METALLIZED SEMICONDUCTOR DIE AND MANUFACTURING METHOD

Abstract

A semiconductor die and a method for manufacturing a semiconductor die are disclosed. In an embodiment a semiconductor die includes a base body having a semiconductor material and a surface with two contact areas having contact pads at which the semiconductor die is electrically contactable and two metal caps arranged directly at the contact pads.

Claims

1.-15. (canceled)

16. A semiconductor die comprising: a base body comprising: a semiconductor material; and a surface with two contact areas having contact pads at which the semiconductor die is electrically contactable and two metal caps arranged directly at the contact pads.

17. The semiconductor die according to claim 16, further comprising two interlayers connecting the contact areas with the contact pads.

18. The semiconductor die according to claim 16, wherein the surface with the two contact areas is a frontside surface, wherein a first contact area of the two contact areas is arranged near a first side of the die and a second contact area of the two contact areas is arranged near a second side of the die, the second side being arranged opposite to the first side, wherein the first side and the second side are perpendicular to the frontside surface, and wherein the metal caps are contiguously arranged at the first side and the second side and respectively to each four sides adjacent to the first or second side of the semiconductor die.

19. The semiconductor die according to claim 16, wherein the contact areas are structural elements comprising conductive metals.

20. The semiconductor die according to claim 16, further comprising a passivation layer configured to electrical passivate the surface of the semiconductor die, wherein areas free of passivation layer are provided allowing for external access to each contact pad.

........

WORK TO COMPLETE ::
a - Restate the claims of the semiconductor die text from "16. A semiconductor" up to and including "with the contact pads.", substituting "intermediate layers" for "interlayers".
b - Answer these questions from the semiconductor die text:
(i) According to claim 16, where are the two metal caps arranged?
(ii) According to claim 19, what do the contact areas comprise?
(iii) According to claim 20, what is the passivation layer configured to do?
The records that follow have no connection to the patent text on the metallized semiconductor die.

........

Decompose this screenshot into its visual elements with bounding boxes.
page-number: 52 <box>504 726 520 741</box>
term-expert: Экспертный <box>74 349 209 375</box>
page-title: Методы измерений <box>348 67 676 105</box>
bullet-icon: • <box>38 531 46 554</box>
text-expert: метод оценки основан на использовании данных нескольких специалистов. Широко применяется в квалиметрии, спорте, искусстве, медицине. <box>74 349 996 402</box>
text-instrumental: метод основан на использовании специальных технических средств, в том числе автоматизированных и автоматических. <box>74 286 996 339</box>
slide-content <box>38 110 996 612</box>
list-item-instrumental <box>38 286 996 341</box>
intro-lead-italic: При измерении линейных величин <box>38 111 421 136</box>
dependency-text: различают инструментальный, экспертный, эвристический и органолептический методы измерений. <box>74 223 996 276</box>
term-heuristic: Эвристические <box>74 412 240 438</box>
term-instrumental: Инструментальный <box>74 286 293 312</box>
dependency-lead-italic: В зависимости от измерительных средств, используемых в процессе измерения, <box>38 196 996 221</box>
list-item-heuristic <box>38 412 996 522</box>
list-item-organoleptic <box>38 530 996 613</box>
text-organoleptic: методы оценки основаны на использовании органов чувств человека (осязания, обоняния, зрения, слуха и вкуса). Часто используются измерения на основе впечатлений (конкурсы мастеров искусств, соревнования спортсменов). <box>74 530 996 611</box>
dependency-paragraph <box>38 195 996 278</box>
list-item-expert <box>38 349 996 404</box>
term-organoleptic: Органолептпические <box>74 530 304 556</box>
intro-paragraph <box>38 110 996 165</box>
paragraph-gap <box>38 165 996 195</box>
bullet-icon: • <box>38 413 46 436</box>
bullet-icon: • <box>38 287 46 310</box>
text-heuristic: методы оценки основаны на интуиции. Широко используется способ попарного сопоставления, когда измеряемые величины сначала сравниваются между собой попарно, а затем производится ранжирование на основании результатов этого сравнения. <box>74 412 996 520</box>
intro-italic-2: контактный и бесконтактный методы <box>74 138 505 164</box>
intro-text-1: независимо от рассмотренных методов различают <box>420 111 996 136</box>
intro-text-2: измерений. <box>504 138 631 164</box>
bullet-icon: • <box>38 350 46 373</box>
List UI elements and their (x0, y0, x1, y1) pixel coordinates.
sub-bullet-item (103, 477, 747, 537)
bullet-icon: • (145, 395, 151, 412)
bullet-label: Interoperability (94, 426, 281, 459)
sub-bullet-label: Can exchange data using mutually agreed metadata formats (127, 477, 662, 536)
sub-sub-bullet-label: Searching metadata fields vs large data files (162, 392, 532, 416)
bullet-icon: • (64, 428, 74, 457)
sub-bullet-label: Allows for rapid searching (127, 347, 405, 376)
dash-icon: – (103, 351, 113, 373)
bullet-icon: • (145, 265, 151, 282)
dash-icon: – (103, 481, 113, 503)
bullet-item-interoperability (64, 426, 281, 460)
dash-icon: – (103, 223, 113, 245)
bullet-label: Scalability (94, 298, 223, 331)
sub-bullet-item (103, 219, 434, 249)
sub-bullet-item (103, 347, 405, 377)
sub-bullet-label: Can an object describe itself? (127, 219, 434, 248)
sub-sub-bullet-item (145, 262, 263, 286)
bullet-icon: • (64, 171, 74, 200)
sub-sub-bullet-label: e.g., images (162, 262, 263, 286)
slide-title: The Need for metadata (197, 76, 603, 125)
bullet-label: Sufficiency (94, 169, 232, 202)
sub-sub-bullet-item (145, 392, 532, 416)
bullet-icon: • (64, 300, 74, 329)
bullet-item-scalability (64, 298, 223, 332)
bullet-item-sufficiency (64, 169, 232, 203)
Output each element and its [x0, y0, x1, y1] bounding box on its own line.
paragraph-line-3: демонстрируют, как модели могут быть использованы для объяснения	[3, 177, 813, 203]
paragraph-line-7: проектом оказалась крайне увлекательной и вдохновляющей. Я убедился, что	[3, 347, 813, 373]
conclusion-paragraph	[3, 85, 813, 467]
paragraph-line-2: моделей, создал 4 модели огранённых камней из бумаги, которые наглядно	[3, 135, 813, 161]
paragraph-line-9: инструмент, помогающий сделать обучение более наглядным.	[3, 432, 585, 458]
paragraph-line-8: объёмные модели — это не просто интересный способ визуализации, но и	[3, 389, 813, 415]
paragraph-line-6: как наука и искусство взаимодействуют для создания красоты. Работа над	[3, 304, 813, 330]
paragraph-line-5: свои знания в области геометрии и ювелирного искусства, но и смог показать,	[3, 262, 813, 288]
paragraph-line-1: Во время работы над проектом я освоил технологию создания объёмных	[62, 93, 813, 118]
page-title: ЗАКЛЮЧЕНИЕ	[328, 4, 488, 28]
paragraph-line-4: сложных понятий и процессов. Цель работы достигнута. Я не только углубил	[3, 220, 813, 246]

........

WORKED ANSWERS ::
a -
16. A semiconductor die comprising: a base body comprising: a semiconductor material; and a surface with two contact areas having contact pads at which the semiconductor die is electrically contactable and two metal caps arranged directly at the contact pads.

17. The semiconductor die according to claim 16, further comprising two intermediate layers connecting the contact areas with the contact pads.

b -
(i) Directly at the contact pads.
(ii) Conductive metals.
(iii) To electrically passivate the surface of the semiconductor die.